| Extracted material |
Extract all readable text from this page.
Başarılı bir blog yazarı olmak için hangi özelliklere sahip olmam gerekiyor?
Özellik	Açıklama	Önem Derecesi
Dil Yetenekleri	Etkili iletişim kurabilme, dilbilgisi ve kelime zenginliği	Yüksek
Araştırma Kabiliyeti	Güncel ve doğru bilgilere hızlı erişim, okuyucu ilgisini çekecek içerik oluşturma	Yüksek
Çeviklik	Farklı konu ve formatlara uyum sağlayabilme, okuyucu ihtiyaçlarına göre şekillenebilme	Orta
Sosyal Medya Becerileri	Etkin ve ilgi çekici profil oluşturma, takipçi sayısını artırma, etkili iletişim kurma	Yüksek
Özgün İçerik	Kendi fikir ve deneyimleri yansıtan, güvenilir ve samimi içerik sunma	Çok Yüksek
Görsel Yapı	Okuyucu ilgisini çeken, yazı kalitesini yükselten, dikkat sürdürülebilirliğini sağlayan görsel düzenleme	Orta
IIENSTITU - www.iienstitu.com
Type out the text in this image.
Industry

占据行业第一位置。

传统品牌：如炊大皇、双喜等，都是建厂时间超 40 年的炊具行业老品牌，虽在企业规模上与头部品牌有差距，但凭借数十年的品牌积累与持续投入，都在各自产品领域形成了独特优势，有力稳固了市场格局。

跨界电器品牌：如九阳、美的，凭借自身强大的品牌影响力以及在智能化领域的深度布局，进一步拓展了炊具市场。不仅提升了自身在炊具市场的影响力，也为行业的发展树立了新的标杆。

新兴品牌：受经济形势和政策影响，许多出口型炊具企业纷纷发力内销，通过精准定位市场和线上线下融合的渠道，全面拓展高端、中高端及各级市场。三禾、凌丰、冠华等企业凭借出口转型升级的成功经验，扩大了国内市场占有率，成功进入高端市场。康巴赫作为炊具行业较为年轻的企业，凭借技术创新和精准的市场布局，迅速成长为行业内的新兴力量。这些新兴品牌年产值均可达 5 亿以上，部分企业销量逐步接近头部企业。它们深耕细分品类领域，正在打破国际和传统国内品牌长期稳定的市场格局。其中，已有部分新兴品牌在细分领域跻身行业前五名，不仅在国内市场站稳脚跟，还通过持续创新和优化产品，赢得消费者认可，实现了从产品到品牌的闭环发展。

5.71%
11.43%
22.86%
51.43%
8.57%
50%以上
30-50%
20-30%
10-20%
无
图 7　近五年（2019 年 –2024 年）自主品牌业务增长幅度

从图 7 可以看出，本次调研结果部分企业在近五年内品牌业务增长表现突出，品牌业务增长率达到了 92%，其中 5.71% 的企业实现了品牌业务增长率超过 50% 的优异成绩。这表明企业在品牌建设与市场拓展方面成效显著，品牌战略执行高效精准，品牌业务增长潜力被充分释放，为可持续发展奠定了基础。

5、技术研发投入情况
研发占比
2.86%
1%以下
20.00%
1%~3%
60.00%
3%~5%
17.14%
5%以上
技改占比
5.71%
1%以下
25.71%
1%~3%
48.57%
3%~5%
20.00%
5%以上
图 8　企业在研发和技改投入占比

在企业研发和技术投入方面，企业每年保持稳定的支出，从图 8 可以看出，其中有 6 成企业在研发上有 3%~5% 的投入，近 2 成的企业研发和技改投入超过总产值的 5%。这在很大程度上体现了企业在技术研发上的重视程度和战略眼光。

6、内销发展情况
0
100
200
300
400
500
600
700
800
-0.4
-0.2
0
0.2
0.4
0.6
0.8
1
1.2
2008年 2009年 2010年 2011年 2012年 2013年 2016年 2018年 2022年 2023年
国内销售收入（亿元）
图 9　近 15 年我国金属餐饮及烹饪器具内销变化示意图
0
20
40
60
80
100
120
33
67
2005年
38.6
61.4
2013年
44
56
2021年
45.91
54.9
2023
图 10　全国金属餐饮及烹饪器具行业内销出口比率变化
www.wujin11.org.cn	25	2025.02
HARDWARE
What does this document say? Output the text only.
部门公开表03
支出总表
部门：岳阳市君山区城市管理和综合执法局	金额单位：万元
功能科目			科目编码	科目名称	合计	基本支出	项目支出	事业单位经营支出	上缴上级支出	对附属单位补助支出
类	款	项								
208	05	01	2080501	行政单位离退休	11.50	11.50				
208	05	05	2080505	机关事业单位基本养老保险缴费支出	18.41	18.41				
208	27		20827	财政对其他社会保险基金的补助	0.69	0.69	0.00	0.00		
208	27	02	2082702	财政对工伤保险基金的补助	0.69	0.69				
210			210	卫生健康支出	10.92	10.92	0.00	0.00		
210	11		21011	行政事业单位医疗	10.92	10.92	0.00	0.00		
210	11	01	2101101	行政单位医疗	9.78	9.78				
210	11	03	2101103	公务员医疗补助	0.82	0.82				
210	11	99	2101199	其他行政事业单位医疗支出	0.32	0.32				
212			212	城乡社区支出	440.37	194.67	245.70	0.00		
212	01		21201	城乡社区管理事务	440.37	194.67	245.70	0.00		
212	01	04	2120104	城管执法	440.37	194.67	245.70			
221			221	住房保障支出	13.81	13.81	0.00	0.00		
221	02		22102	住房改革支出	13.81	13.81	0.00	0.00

| Prompt |
Exactly as shown above, return every record.

| Response |
Extract all readable text from this page.
Başarılı bir blog yazarı olmak için hangi özelliklere sahip olmam gerekiyor?
Özellik	Açıklama	Önem Derecesi
Dil Yetenekleri	Etkili iletişim kurabilme, dilbilgisi ve kelime zenginliği	Yüksek
Araştırma Kabiliyeti	Güncel ve doğru bilgilere hızlı erişim, okuyucu ilgisini çekecek içerik oluşturma	Yüksek
Çeviklik	Farklı konu ve formatlara uyum sağlayabilme, okuyucu ihtiyaçlarına göre şekillenebilme	Orta
Sosyal Medya Becerileri	Etkin ve ilgi çekici profil oluşturma, takipçi sayısını artırma, etkili iletişim kurma	Yüksek
Özgün İçerik	Kendi fikir ve deneyimleri yansıtan, güvenilir ve samimi içerik sunma	Çok Yüksek
Görsel Yapı	Okuyucu ilgisini çeken, yazı kalitesini yükselten, dikkat sürdürülebilirliğini sağlayan görsel düzenleme	Orta
IIENSTITU - www.iienstitu.com
Type out the text in this image.
Industry

占据行业第一位置。

传统品牌：如炊大皇、双喜等，都是建厂时间超 40 年的炊具行业老品牌，虽在企业规模上与头部品牌有差距，但凭借数十年的品牌积累与持续投入，都在各自产品领域形成了独特优势，有力稳固了市场格局。

跨界电器品牌：如九阳、美的，凭借自身强大的品牌影响力以及在智能化领域的深度布局，进一步拓展了炊具市场。不仅提升了自身在炊具市场的影响力，也为行业的发展树立了新的标杆。

新兴品牌：受经济形势和政策影响，许多出口型炊具企业纷纷发力内销，通过精准定位市场和线上线下融合的渠道，全面拓展高端、中高端及各级市场。三禾、凌丰、冠华等企业凭借出口转型升级的成功经验，扩大了国内市场占有率，成功进入高端市场。康巴赫作为炊具行业较为年轻的企业，凭借技术创新和精准的市场布局，迅速成长为行业内的新兴力量。这些新兴品牌年产值均可达 5 亿以上，部分企业销量逐步接近头部企业。它们深耕细分品类领域，正在打破国际和传统国内品牌长期稳定的市场格局。其中，已有部分新兴品牌在细分领域跻身行业前五名，不仅在国内市场站稳脚跟，还通过持续创新和优化产品，赢得消费者认可，实现了从产品到品牌的闭环发展。

5.71%
11.43%
22.86%
51.43%
8.57%
50%以上
30-50%
20-30%
10-20%
无
图 7　近五年（2019 年 –2024 年）自主品牌业务增长幅度

从图 7 可以看出，本次调研结果部分企业在近五年内品牌业务增长表现突出，品牌业务增长率达到了 92%，其中 5.71% 的企业实现了品牌业务增长率超过 50% 的优异成绩。这表明企业在品牌建设与市场拓展方面成效显著，品牌战略执行高效精准，品牌业务增长潜力被充分释放，为可持续发展奠定了基础。

5、技术研发投入情况
研发占比
2.86%
1%以下
20.00%
1%~3%
60.00%
3%~5%
17.14%
5%以上
技改占比
5.71%
1%以下
25.71%
1%~3%
48.57%
3%~5%
20.00%
5%以上
图 8　企业在研发和技改投入占比

在企业研发和技术投入方面，企业每年保持稳定的支出，从图 8 可以看出，其中有 6 成企业在研发上有 3%~5% 的投入，近 2 成的企业研发和技改投入超过总产值的 5%。这在很大程度上体现了企业在技术研发上的重视程度和战略眼光。

6、内销发展情况
0
100
200
300
400
500
600
700
800
-0.4
-0.2
0
0.2
0.4
0.6
0.8
1
1.2
2008年 2009年 2010年 2011年 2012年 2013年 2016年 2018年 2022年 2023年
国内销售收入（亿元）
图 9　近 15 年我国金属餐饮及烹饪器具内销变化示意图
0
20
40
60
80
100
120
33
67
2005年
38.6
61.4
2013年
44
56
2021年
45.91
54.9
2023
图 10　全国金属餐饮及烹饪器具行业内销出口比率变化
www.wujin11.org.cn	25	2025.02
HARDWARE
What does this document say? Output the text only.
部门公开表03
支出总表
部门：岳阳市君山区城市管理和综合执法局	金额单位：万元
功能科目			科目编码	科目名称	合计	基本支出	项目支出	事业单位经营支出	上缴上级支出	对附属单位补助支出
类	款	项								
208	05	01	2080501	行政单位离退休	11.50	11.50				
208	05	05	2080505	机关事业单位基本养老保险缴费支出	18.41	18.41				
208	27		20827	财政对其他社会保险基金的补助	0.69	0.69	0.00	0.00		
208	27	02	2082702	财政对工伤保险基金的补助	0.69	0.69				
210			210	卫生健康支出	10.92	10.92	0.00	0.00		
210	11		21011	行政事业单位医疗	10.92	10.92	0.00	0.00		
210	11	01	2101101	行政单位医疗	9.78	9.78				
210	11	03	2101103	公务员医疗补助	0.82	0.82				
210	11	99	2101199	其他行政事业单位医疗支出	0.32	0.32				
212			212	城乡社区支出	440.37	194.67	245.70	0.00		
212	01		21201	城乡社区管理事务	440.37	194.67	245.70	0.00		
212	01	04	2120104	城管执法	440.37	194.67	245.70			
221			221	住房保障支出	13.81	13.81	0.00	0.00		
221	02		22102	住房改革支出	13.81	13.81	0.00	0.00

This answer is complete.